Entries taken from a collection |
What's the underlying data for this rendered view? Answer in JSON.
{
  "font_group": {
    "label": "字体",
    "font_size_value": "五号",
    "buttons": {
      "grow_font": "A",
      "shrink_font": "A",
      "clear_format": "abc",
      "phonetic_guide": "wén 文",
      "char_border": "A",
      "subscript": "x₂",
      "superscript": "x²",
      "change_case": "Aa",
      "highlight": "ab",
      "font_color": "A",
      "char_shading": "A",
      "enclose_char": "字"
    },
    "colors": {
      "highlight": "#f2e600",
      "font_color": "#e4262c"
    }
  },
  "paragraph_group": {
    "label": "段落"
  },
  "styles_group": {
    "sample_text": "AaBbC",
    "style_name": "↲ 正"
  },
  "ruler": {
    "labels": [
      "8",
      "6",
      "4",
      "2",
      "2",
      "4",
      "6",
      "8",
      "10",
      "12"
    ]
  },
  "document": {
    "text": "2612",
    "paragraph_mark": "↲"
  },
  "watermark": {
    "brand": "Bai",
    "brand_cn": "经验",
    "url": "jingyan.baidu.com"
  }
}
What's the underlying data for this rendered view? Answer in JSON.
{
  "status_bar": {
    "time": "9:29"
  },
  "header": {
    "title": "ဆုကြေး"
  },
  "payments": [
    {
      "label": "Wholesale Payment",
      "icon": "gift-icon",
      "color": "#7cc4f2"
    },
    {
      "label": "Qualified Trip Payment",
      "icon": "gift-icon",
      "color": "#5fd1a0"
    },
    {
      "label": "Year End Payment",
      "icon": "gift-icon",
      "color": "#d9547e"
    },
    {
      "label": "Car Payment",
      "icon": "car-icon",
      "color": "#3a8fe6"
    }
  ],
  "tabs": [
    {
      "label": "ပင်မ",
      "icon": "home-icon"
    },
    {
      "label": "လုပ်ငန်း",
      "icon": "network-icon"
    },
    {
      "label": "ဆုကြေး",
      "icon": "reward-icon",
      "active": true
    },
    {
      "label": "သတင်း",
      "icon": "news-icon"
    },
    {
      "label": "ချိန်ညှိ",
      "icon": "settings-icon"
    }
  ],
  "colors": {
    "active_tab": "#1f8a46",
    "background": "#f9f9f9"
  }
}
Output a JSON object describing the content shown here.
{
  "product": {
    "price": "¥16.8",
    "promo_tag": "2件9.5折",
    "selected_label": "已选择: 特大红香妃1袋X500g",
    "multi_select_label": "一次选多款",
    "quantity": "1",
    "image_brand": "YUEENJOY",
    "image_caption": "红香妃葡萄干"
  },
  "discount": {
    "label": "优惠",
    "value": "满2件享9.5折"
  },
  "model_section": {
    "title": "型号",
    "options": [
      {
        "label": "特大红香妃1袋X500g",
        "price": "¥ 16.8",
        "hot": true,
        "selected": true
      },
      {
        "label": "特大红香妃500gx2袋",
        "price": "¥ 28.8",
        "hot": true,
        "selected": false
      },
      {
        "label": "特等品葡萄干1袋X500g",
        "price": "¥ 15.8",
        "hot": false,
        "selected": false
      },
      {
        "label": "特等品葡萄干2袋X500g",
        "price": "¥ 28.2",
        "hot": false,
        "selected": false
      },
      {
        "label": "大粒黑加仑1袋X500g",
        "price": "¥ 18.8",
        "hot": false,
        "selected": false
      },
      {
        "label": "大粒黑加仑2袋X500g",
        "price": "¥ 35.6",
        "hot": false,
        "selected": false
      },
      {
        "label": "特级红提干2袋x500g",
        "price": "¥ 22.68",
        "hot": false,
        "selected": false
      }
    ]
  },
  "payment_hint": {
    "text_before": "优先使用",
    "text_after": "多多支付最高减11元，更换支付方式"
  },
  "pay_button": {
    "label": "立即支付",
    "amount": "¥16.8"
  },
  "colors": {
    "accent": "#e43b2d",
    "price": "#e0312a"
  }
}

Goal | Print out every entry, keeping each one exact.

Written answer |
What's the underlying data for this rendered view? Answer in JSON.
{
  "font_group": {
    "label": "字体",
    "font_size_value": "五号",
    "buttons": {
      "grow_font": "A",
      "shrink_font": "A",
      "clear_format": "abc",
      "phonetic_guide": "wén 文",
      "char_border": "A",
      "subscript": "x₂",
      "superscript": "x²",
      "change_case": "Aa",
      "highlight": "ab",
      "font_color": "A",
      "char_shading": "A",
      "enclose_char": "字"
    },
    "colors": {
      "highlight": "#f2e600",
      "font_color": "#e4262c"
    }
  },
  "paragraph_group": {
    "label": "段落"
  },
  "styles_group": {
    "sample_text": "AaBbC",
    "style_name": "↲ 正"
  },
  "ruler": {
    "labels": [
      "8",
      "6",
      "4",
      "2",
      "2",
      "4",
      "6",
      "8",
      "10",
      "12"
    ]
  },
  "document": {
    "text": "2612",
    "paragraph_mark": "↲"
  },
  "watermark": {
    "brand": "Bai",
    "brand_cn": "经验",
    "url": "jingyan.baidu.com"
  }
}
What's the underlying data for this rendered view? Answer in JSON.
{
  "status_bar": {
    "time": "9:29"
  },
  "header": {
    "title": "ဆုကြေး"
  },
  "payments": [
    {
      "label": "Wholesale Payment",
      "icon": "gift-icon",
      "color": "#7cc4f2"
    },
    {
      "label": "Qualified Trip Payment",
      "icon": "gift-icon",
      "color": "#5fd1a0"
    },
    {
      "label": "Year End Payment",
      "icon": "gift-icon",
      "color": "#d9547e"
    },
    {
      "label": "Car Payment",
      "icon": "car-icon",
      "color": "#3a8fe6"
    }
  ],
  "tabs": [
    {
      "label": "ပင်မ",
      "icon": "home-icon"
    },
    {
      "label": "လုပ်ငန်း",
      "icon": "network-icon"
    },
    {
      "label": "ဆုကြေး",
      "icon": "reward-icon",
      "active": true
    },
    {
      "label": "သတင်း",
      "icon": "news-icon"
    },
    {
      "label": "ချိန်ညှိ",
      "icon": "settings-icon"
    }
  ],
  "colors": {
    "active_tab": "#1f8a46",
    "background": "#f9f9f9"
  }
}
Output a JSON object describing the content shown here.
{
  "product": {
    "price": "¥16.8",
    "promo_tag": "2件9.5折",
    "selected_label": "已选择: 特大红香妃1袋X500g",
    "multi_select_label": "一次选多款",
    "quantity": "1",
    "image_brand": "YUEENJOY",
    "image_caption": "红香妃葡萄干"
  },
  "discount": {
    "label": "优惠",
    "value": "满2件享9.5折"
  },
  "model_section": {
    "title": "型号",
    "options": [
      {
        "label": "特大红香妃1袋X500g",
        "price": "¥ 16.8",
        "hot": true,
        "selected": true
      },
      {
        "label": "特大红香妃500gx2袋",
        "price": "¥ 28.8",
        "hot": true,
        "selected": false
      },
      {
        "label": "特等品葡萄干1袋X500g",
        "price": "¥ 15.8",
        "hot": false,
        "selected": false
      },
      {
        "label": "特等品葡萄干2袋X500g",
        "price": "¥ 28.2",
        "hot": false,
        "selected": false
      },
      {
        "label": "大粒黑加仑1袋X500g",
        "price": "¥ 18.8",
        "hot": false,
        "selected": false
      },
      {
        "label": "大粒黑加仑2袋X500g",
        "price": "¥ 35.6",
        "hot": false,
        "selected": false
      },
      {
        "label": "特级红提干2袋x500g",
        "price": "¥ 22.68",
        "hot": false,
        "selected": false
      }
    ]
  },
  "payment_hint": {
    "text_before": "优先使用",
    "text_after": "多多支付最高减11元，更换支付方式"
  },
  "pay_button": {
    "label": "立即支付",
    "amount": "¥16.8"
  },
  "colors": {
    "accent": "#e43b2d",
    "price": "#e0312a"
  }
}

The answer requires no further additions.